[Data records]
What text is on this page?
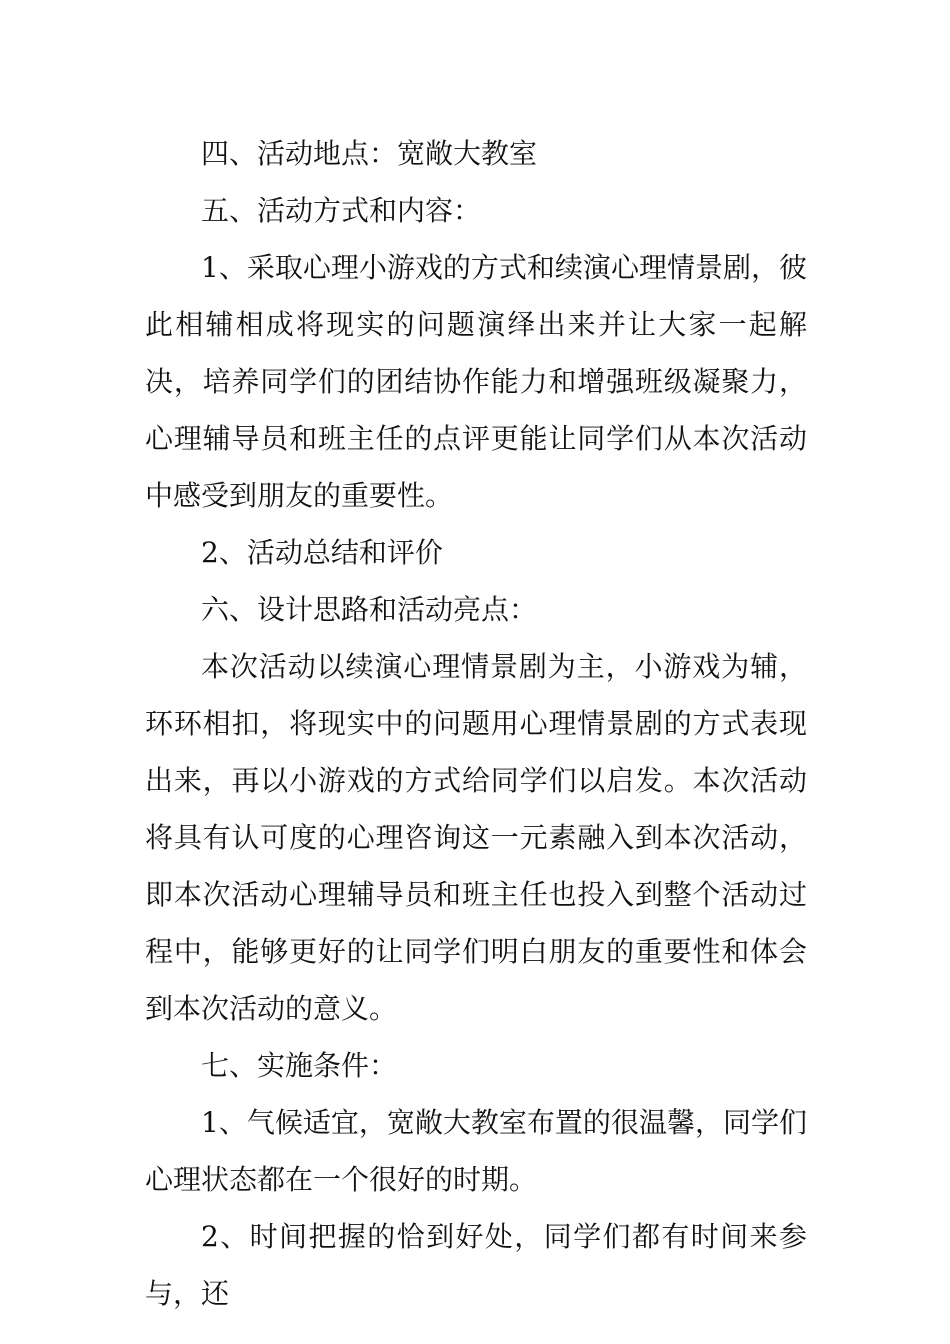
四、活动地点：宽敞大教室

五、活动方式和内容：

1、采取心理小游戏的方式和续演心理情景剧，彼此相辅相成将现实的问题演绎出来并让大家一起解决，培养同学们的团结协作能力和增强班级凝聚力，心理辅导员和班主任的点评更能让同学们从本次活动中感受到朋友的重要性。

2、活动总结和评价

六、设计思路和活动亮点：

本次活动以续演心理情景剧为主，小游戏为辅，环环相扣，将现实中的问题用心理情景剧的方式表现出来，再以小游戏的方式给同学们以启发。本次活动将具有认可度的心理咨询这一元素融入到本次活动，即本次活动心理辅导员和班主任也投入到整个活动过程中，能够更好的让同学们明白朋友的重要性和体会到本次活动的意义。

七、实施条件：

1、气候适宜，宽敞大教室布置的很温馨，同学们心理状态都在一个很好的时期。

2、时间把握的恰到好处，同学们都有时间来参与，还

GIVEN REQUEST: Write the listing above out again exactly, dropping each image.

TASK SOLUTION:
What text is on this page?
四、活动地点：宽敞大教室

五、活动方式和内容：

1、采取心理小游戏的方式和续演心理情景剧，彼此相辅相成将现实的问题演绎出来并让大家一起解决，培养同学们的团结协作能力和增强班级凝聚力，心理辅导员和班主任的点评更能让同学们从本次活动中感受到朋友的重要性。

2、活动总结和评价

六、设计思路和活动亮点：

本次活动以续演心理情景剧为主，小游戏为辅，环环相扣，将现实中的问题用心理情景剧的方式表现出来，再以小游戏的方式给同学们以启发。本次活动将具有认可度的心理咨询这一元素融入到本次活动，即本次活动心理辅导员和班主任也投入到整个活动过程中，能够更好的让同学们明白朋友的重要性和体会到本次活动的意义。

七、实施条件：

1、气候适宜，宽敞大教室布置的很温馨，同学们心理状态都在一个很好的时期。

2、时间把握的恰到好处，同学们都有时间来参与，还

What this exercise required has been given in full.